§ TASKS AND EXERCISES
1) Answer these questions using the text below on the assassination of Martin Luther King:
(a) On what date does the heading place the assassination?
(b) What age does the speaker say he happens to be?
(c) Until what age does the speaker say one may go on and live?
2) In the text below on the assassination of Martin Luther King, list every quality named in the sentences beginning "You died when you refused to stand up for".

§ DOCUMENT TEXT
※
The Assassination of Martin Luther King,
April 4, 1968

March 2014

Dr. Martin Luther King, Jr.

"You may be 38 years old, as I happen to be. And one day some great opportunity stands before you and calls you to stand up for some great principle, some great issue, some great cause. And you refuse to do it because you are afraid...You refuse to do it because you want to live longer...You're afraid because you will lose your job, or you are afraid that you will be criticized and will lose your popularity, or you're afraid that somebody will stab you, or shoot at you, or bomb your house, so you refuse to take that stand.. Well, you may go on and live until you are 90, but you will be just as dead at 38 as you would be at 90. And the cessation of breathing in your life is but the belated announcement of an earlier death of the spirit. You died when you refused to stand up for right. You died when you refused to stand up for truth. You died when you refused to stand up for justice."
※
§ DATA RECORDS
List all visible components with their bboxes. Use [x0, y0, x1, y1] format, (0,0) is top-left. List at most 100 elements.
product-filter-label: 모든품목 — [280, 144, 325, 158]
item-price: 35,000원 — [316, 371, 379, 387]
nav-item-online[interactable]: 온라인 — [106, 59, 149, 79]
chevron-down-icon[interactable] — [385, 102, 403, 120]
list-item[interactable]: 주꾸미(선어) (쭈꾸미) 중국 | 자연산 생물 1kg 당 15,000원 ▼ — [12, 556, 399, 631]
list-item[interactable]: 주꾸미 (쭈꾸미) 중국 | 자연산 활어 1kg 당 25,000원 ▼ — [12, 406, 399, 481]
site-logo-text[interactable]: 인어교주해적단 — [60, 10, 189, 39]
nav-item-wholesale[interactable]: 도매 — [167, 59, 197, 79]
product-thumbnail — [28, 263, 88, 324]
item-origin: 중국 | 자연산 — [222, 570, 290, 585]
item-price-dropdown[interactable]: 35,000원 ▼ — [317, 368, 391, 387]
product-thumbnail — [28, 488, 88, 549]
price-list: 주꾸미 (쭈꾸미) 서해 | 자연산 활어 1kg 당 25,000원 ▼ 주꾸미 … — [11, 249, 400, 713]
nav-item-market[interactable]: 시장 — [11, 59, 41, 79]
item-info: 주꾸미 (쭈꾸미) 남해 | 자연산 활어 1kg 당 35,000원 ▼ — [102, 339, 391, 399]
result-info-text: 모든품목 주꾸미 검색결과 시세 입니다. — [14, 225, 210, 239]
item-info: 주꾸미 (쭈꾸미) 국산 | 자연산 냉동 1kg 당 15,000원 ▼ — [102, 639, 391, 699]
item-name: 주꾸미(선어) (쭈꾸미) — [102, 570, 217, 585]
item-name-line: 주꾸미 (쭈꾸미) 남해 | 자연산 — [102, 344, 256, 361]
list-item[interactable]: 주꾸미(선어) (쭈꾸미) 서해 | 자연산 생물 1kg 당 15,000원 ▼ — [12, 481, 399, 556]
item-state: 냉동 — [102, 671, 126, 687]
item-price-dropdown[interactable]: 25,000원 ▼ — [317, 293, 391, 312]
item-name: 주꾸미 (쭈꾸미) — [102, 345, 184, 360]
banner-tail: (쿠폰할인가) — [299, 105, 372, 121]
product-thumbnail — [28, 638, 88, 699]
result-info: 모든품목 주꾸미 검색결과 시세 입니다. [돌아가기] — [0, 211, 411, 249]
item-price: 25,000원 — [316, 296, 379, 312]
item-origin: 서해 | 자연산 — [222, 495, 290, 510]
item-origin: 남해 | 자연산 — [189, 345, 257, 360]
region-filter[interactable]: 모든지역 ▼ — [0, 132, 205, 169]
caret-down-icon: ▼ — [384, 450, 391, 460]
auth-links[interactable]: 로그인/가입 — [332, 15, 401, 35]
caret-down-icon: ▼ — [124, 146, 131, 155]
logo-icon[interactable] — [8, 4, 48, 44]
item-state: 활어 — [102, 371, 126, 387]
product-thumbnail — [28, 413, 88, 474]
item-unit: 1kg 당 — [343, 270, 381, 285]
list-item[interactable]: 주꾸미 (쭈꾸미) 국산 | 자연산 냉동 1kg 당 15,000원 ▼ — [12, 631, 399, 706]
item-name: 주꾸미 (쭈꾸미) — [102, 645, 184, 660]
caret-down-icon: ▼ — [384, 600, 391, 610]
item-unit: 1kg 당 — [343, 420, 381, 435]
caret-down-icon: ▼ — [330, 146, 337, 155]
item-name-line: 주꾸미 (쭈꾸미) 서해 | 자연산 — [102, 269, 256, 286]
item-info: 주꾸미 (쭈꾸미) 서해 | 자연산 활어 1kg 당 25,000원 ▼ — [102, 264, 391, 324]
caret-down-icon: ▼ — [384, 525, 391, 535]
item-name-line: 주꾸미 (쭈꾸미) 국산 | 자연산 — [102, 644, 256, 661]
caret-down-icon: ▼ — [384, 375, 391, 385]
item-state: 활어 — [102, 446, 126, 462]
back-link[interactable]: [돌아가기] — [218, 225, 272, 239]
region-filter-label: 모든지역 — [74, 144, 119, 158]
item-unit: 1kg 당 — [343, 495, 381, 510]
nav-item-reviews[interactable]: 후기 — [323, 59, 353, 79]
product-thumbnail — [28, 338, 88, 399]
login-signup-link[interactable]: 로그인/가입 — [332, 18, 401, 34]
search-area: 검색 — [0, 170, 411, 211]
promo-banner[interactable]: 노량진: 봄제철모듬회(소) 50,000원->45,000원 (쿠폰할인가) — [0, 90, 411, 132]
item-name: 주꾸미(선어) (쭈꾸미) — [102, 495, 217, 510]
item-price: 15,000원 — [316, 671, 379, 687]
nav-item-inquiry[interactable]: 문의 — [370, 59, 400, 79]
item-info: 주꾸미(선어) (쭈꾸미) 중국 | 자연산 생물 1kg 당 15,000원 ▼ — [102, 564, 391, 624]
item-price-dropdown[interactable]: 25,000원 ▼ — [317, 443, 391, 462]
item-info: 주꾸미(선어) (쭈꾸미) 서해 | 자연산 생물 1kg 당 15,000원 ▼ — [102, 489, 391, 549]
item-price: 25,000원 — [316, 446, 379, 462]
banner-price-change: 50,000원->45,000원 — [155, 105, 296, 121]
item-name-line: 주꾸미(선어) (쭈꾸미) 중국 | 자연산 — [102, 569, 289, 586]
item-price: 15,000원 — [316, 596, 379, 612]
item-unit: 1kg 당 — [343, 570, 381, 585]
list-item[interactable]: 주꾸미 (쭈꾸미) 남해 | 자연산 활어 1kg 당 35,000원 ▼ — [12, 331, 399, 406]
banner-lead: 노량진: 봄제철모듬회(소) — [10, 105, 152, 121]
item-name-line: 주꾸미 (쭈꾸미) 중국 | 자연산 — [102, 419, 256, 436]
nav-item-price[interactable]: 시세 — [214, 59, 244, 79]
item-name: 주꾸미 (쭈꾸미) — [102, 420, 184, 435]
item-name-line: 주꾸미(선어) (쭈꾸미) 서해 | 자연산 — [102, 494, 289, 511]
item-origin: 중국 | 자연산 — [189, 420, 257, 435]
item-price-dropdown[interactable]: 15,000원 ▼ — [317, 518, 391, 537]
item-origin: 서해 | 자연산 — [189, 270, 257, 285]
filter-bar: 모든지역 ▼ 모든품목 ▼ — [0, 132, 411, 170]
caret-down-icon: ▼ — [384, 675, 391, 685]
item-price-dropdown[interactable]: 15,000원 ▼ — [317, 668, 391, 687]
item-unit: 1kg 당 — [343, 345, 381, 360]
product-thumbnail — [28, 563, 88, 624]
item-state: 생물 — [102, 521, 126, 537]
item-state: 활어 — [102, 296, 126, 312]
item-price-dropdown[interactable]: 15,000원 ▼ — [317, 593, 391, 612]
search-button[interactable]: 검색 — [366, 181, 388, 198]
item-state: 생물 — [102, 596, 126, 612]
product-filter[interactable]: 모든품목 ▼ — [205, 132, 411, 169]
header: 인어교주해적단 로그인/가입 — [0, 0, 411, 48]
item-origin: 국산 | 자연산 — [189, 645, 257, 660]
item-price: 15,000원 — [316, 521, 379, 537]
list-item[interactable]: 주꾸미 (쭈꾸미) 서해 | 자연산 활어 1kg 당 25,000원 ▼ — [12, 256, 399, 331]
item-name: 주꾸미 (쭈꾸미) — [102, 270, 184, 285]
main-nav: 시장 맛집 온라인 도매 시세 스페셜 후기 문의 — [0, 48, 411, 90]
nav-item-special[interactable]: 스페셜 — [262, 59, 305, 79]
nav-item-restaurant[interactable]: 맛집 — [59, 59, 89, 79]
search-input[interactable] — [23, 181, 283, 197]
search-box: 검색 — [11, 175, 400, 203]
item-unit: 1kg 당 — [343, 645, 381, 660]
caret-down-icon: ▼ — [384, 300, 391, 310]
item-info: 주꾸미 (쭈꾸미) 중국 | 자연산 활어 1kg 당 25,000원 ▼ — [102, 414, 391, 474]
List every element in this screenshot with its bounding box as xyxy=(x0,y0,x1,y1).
※
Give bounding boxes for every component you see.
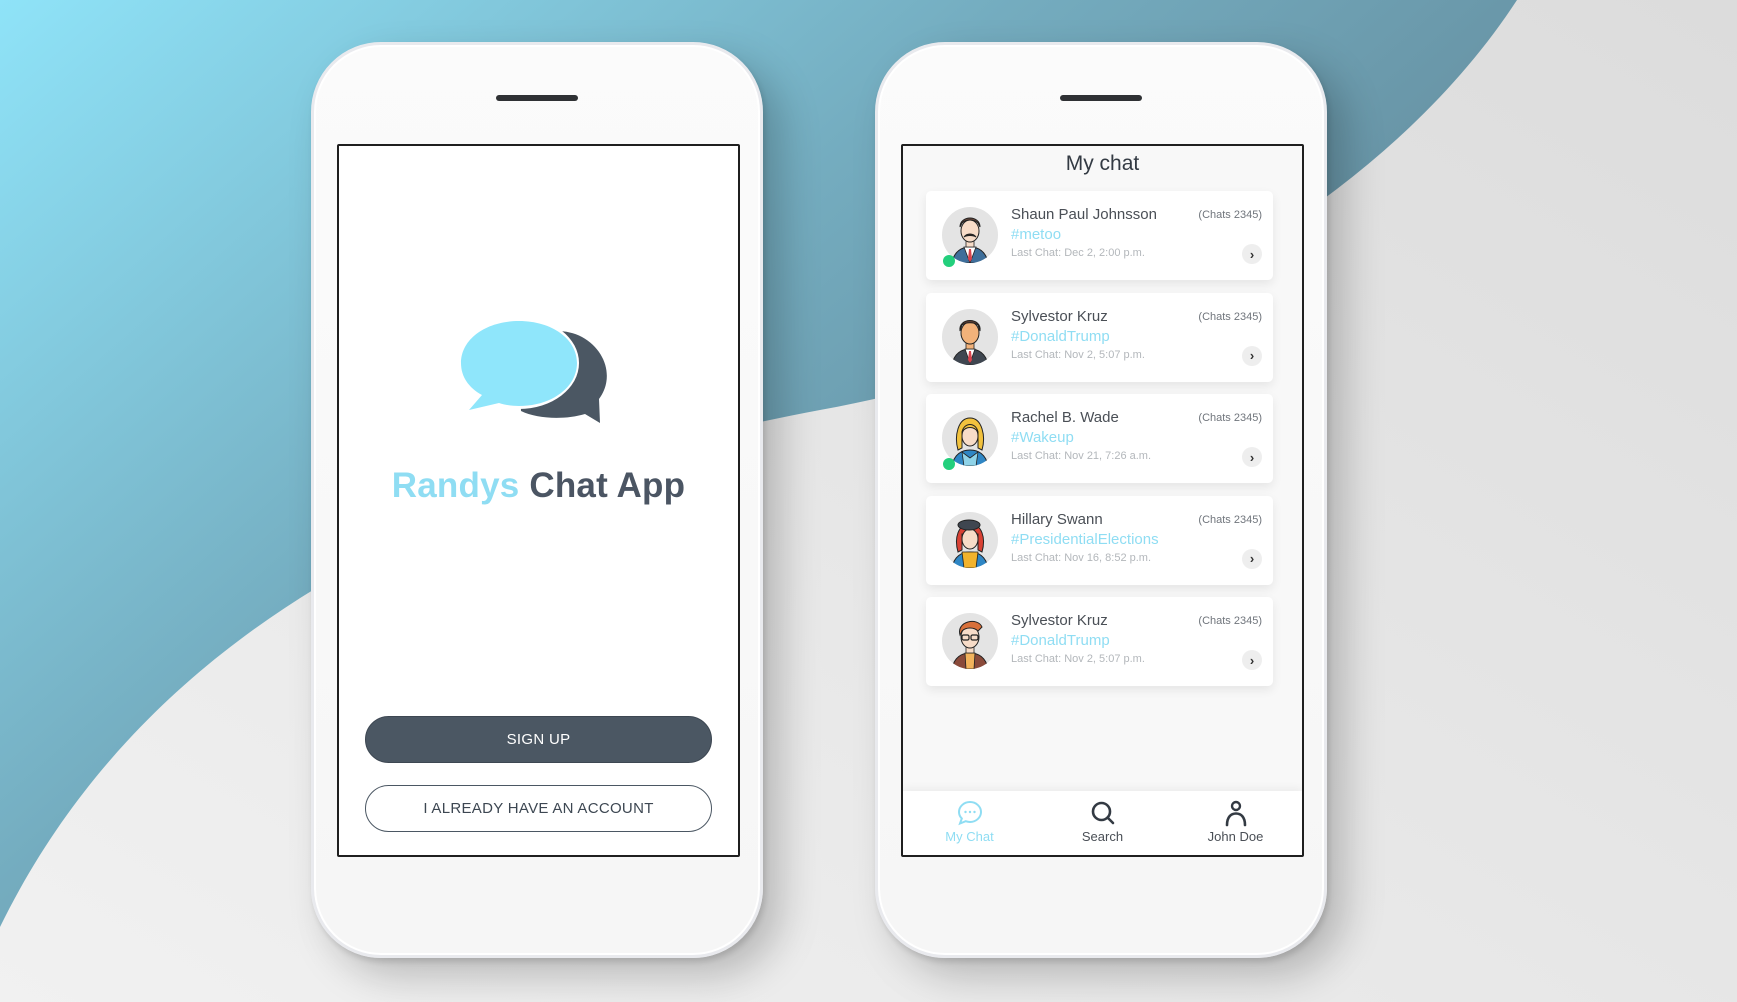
※
§ RESULTS OF THE TASKS
1)
(a) April 4, 1968
(b) 38
(c) 90

2) Right, truth, justice